_Entries with figure data_.
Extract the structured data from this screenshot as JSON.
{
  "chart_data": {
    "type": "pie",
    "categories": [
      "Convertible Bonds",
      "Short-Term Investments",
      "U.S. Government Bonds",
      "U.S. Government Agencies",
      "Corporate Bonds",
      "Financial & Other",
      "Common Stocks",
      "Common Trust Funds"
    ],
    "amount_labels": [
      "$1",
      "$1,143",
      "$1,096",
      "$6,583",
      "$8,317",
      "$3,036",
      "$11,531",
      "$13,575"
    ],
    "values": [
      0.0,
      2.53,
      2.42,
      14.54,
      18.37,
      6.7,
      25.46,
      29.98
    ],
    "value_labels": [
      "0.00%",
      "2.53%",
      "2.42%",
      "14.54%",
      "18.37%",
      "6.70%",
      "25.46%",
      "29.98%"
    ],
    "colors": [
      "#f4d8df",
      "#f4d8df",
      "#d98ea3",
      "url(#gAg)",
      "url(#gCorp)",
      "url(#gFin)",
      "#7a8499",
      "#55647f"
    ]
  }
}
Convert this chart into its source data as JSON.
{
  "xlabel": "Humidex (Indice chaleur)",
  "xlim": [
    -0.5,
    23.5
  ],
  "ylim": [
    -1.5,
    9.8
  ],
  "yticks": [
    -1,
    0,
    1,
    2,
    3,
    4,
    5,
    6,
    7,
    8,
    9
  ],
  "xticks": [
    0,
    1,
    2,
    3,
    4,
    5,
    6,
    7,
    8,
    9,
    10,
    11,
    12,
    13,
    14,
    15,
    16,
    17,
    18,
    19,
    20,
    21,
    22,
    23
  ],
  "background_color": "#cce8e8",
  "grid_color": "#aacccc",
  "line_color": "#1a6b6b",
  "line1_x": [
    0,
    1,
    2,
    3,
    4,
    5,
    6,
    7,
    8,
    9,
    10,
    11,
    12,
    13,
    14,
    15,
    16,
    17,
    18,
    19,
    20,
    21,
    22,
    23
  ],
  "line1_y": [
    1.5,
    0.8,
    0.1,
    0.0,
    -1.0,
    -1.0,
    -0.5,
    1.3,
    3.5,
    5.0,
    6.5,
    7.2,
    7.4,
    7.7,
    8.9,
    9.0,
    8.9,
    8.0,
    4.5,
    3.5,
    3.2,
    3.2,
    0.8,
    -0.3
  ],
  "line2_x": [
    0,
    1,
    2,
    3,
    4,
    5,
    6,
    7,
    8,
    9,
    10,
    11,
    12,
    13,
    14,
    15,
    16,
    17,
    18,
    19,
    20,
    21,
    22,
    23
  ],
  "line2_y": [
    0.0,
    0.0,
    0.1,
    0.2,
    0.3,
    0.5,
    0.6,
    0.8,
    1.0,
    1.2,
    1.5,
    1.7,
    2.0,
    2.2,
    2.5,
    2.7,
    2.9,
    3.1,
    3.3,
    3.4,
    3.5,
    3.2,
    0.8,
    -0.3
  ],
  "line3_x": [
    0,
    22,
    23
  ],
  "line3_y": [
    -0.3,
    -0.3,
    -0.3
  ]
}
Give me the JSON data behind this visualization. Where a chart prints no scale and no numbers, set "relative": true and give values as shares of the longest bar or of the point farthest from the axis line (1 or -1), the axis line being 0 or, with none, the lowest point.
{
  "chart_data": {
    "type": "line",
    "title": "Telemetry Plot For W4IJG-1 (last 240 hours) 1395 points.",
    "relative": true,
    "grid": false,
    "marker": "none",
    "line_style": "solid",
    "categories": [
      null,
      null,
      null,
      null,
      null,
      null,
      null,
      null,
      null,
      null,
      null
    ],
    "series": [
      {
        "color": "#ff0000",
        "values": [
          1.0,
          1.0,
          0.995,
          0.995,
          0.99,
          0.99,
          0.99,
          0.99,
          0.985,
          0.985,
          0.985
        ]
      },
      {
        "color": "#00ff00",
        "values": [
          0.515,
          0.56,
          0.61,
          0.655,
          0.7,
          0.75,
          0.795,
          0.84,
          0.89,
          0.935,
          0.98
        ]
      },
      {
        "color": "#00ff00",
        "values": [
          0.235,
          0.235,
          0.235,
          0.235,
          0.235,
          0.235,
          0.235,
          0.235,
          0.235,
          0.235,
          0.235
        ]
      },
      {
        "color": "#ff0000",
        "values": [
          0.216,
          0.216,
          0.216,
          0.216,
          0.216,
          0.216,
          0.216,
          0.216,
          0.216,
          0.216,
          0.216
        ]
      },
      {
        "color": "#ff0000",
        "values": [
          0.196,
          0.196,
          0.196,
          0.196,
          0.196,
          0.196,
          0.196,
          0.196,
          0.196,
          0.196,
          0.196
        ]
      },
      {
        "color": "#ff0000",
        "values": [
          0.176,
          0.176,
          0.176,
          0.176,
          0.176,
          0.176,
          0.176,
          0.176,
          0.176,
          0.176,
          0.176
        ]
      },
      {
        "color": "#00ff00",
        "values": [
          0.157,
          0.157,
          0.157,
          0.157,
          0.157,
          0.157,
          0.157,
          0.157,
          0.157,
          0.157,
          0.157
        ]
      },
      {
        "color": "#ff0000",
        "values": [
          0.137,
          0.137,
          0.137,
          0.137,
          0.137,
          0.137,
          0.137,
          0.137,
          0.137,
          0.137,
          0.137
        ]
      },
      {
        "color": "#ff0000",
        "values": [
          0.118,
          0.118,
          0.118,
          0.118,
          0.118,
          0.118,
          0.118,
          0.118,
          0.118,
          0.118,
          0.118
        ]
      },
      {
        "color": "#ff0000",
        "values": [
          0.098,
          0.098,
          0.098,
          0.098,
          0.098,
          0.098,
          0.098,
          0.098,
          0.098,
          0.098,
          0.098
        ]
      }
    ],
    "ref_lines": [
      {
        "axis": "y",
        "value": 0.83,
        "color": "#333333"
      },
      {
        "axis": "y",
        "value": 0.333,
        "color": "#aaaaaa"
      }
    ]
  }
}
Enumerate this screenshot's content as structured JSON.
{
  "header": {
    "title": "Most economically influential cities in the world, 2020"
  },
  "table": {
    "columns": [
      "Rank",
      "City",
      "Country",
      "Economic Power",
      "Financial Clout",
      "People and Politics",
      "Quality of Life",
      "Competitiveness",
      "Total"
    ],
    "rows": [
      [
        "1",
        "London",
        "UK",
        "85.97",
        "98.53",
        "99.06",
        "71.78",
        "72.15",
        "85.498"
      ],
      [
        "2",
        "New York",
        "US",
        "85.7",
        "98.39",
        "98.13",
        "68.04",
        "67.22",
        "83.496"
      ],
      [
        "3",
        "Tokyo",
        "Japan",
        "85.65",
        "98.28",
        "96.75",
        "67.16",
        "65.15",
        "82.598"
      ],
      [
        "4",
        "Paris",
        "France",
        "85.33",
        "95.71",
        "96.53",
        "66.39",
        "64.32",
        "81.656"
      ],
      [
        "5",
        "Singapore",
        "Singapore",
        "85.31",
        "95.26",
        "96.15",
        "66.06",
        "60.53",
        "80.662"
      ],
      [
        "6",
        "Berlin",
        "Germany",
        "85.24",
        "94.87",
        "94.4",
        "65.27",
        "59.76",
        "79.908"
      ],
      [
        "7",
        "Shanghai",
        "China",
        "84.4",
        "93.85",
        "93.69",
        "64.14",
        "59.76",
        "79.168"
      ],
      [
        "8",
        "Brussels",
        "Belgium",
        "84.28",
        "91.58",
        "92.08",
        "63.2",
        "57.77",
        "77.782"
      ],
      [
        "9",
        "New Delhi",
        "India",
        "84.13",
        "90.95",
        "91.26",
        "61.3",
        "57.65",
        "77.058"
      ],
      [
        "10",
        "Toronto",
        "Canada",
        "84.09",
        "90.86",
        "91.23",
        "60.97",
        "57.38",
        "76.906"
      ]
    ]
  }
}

_The problem_. Quote every line of the data, word for word.

_Reply_.
Extract the structured data from this screenshot as JSON.
{
  "chart_data": {
    "type": "pie",
    "categories": [
      "Convertible Bonds",
      "Short-Term Investments",
      "U.S. Government Bonds",
      "U.S. Government Agencies",
      "Corporate Bonds",
      "Financial & Other",
      "Common Stocks",
      "Common Trust Funds"
    ],
    "amount_labels": [
      "$1",
      "$1,143",
      "$1,096",
      "$6,583",
      "$8,317",
      "$3,036",
      "$11,531",
      "$13,575"
    ],
    "values": [
      0.0,
      2.53,
      2.42,
      14.54,
      18.37,
      6.7,
      25.46,
      29.98
    ],
    "value_labels": [
      "0.00%",
      "2.53%",
      "2.42%",
      "14.54%",
      "18.37%",
      "6.70%",
      "25.46%",
      "29.98%"
    ],
    "colors": [
      "#f4d8df",
      "#f4d8df",
      "#d98ea3",
      "url(#gAg)",
      "url(#gCorp)",
      "url(#gFin)",
      "#7a8499",
      "#55647f"
    ]
  }
}
Convert this chart into its source data as JSON.
{
  "xlabel": "Humidex (Indice chaleur)",
  "xlim": [
    -0.5,
    23.5
  ],
  "ylim": [
    -1.5,
    9.8
  ],
  "yticks": [
    -1,
    0,
    1,
    2,
    3,
    4,
    5,
    6,
    7,
    8,
    9
  ],
  "xticks": [
    0,
    1,
    2,
    3,
    4,
    5,
    6,
    7,
    8,
    9,
    10,
    11,
    12,
    13,
    14,
    15,
    16,
    17,
    18,
    19,
    20,
    21,
    22,
    23
  ],
  "background_color": "#cce8e8",
  "grid_color": "#aacccc",
  "line_color": "#1a6b6b",
  "line1_x": [
    0,
    1,
    2,
    3,
    4,
    5,
    6,
    7,
    8,
    9,
    10,
    11,
    12,
    13,
    14,
    15,
    16,
    17,
    18,
    19,
    20,
    21,
    22,
    23
  ],
  "line1_y": [
    1.5,
    0.8,
    0.1,
    0.0,
    -1.0,
    -1.0,
    -0.5,
    1.3,
    3.5,
    5.0,
    6.5,
    7.2,
    7.4,
    7.7,
    8.9,
    9.0,
    8.9,
    8.0,
    4.5,
    3.5,
    3.2,
    3.2,
    0.8,
    -0.3
  ],
  "line2_x": [
    0,
    1,
    2,
    3,
    4,
    5,
    6,
    7,
    8,
    9,
    10,
    11,
    12,
    13,
    14,
    15,
    16,
    17,
    18,
    19,
    20,
    21,
    22,
    23
  ],
  "line2_y": [
    0.0,
    0.0,
    0.1,
    0.2,
    0.3,
    0.5,
    0.6,
    0.8,
    1.0,
    1.2,
    1.5,
    1.7,
    2.0,
    2.2,
    2.5,
    2.7,
    2.9,
    3.1,
    3.3,
    3.4,
    3.5,
    3.2,
    0.8,
    -0.3
  ],
  "line3_x": [
    0,
    22,
    23
  ],
  "line3_y": [
    -0.3,
    -0.3,
    -0.3
  ]
}
Give me the JSON data behind this visualization. Where a chart prints no scale and no numbers, set "relative": true and give values as shares of the longest bar or of the point farthest from the axis line (1 or -1), the axis line being 0 or, with none, the lowest point.
{
  "chart_data": {
    "type": "line",
    "title": "Telemetry Plot For W4IJG-1 (last 240 hours) 1395 points.",
    "relative": true,
    "grid": false,
    "marker": "none",
    "line_style": "solid",
    "categories": [
      null,
      null,
      null,
      null,
      null,
      null,
      null,
      null,
      null,
      null,
      null
    ],
    "series": [
      {
        "color": "#ff0000",
        "values": [
          1.0,
          1.0,
          0.995,
          0.995,
          0.99,
          0.99,
          0.99,
          0.99,
          0.985,
          0.985,
          0.985
        ]
      },
      {
        "color": "#00ff00",
        "values": [
          0.515,
          0.56,
          0.61,
          0.655,
          0.7,
          0.75,
          0.795,
          0.84,
          0.89,
          0.935,
          0.98
        ]
      },
      {
        "color": "#00ff00",
        "values": [
          0.235,
          0.235,
          0.235,
          0.235,
          0.235,
          0.235,
          0.235,
          0.235,
          0.235,
          0.235,
          0.235
        ]
      },
      {
        "color": "#ff0000",
        "values": [
          0.216,
          0.216,
          0.216,
          0.216,
          0.216,
          0.216,
          0.216,
          0.216,
          0.216,
          0.216,
          0.216
        ]
      },
      {
        "color": "#ff0000",
        "values": [
          0.196,
          0.196,
          0.196,
          0.196,
          0.196,
          0.196,
          0.196,
          0.196,
          0.196,
          0.196,
          0.196
        ]
      },
      {
        "color": "#ff0000",
        "values": [
          0.176,
          0.176,
          0.176,
          0.176,
          0.176,
          0.176,
          0.176,
          0.176,
          0.176,
          0.176,
          0.176
        ]
      },
      {
        "color": "#00ff00",
        "values": [
          0.157,
          0.157,
          0.157,
          0.157,
          0.157,
          0.157,
          0.157,
          0.157,
          0.157,
          0.157,
          0.157
        ]
      },
      {
        "color": "#ff0000",
        "values": [
          0.137,
          0.137,
          0.137,
          0.137,
          0.137,
          0.137,
          0.137,
          0.137,
          0.137,
          0.137,
          0.137
        ]
      },
      {
        "color": "#ff0000",
        "values": [
          0.118,
          0.118,
          0.118,
          0.118,
          0.118,
          0.118,
          0.118,
          0.118,
          0.118,
          0.118,
          0.118
        ]
      },
      {
        "color": "#ff0000",
        "values": [
          0.098,
          0.098,
          0.098,
          0.098,
          0.098,
          0.098,
          0.098,
          0.098,
          0.098,
          0.098,
          0.098
        ]
      }
    ],
    "ref_lines": [
      {
        "axis": "y",
        "value": 0.83,
        "color": "#333333"
      },
      {
        "axis": "y",
        "value": 0.333,
        "color": "#aaaaaa"
      }
    ]
  }
}
Enumerate this screenshot's content as structured JSON.
{
  "header": {
    "title": "Most economically influential cities in the world, 2020"
  },
  "table": {
    "columns": [
      "Rank",
      "City",
      "Country",
      "Economic Power",
      "Financial Clout",
      "People and Politics",
      "Quality of Life",
      "Competitiveness",
      "Total"
    ],
    "rows": [
      [
        "1",
        "London",
        "UK",
        "85.97",
        "98.53",
        "99.06",
        "71.78",
        "72.15",
        "85.498"
      ],
      [
        "2",
        "New York",
        "US",
        "85.7",
        "98.39",
        "98.13",
        "68.04",
        "67.22",
        "83.496"
      ],
      [
        "3",
        "Tokyo",
        "Japan",
        "85.65",
        "98.28",
        "96.75",
        "67.16",
        "65.15",
        "82.598"
      ],
      [
        "4",
        "Paris",
        "France",
        "85.33",
        "95.71",
        "96.53",
        "66.39",
        "64.32",
        "81.656"
      ],
      [
        "5",
        "Singapore",
        "Singapore",
        "85.31",
        "95.26",
        "96.15",
        "66.06",
        "60.53",
        "80.662"
      ],
      [
        "6",
        "Berlin",
        "Germany",
        "85.24",
        "94.87",
        "94.4",
        "65.27",
        "59.76",
        "79.908"
      ],
      [
        "7",
        "Shanghai",
        "China",
        "84.4",
        "93.85",
        "93.69",
        "64.14",
        "59.76",
        "79.168"
      ],
      [
        "8",
        "Brussels",
        "Belgium",
        "84.28",
        "91.58",
        "92.08",
        "63.2",
        "57.77",
        "77.782"
      ],
      [
        "9",
        "New Delhi",
        "India",
        "84.13",
        "90.95",
        "91.26",
        "61.3",
        "57.65",
        "77.058"
      ],
      [
        "10",
        "Toronto",
        "Canada",
        "84.09",
        "90.86",
        "91.23",
        "60.97",
        "57.38",
        "76.906"
      ]
    ]
  }
}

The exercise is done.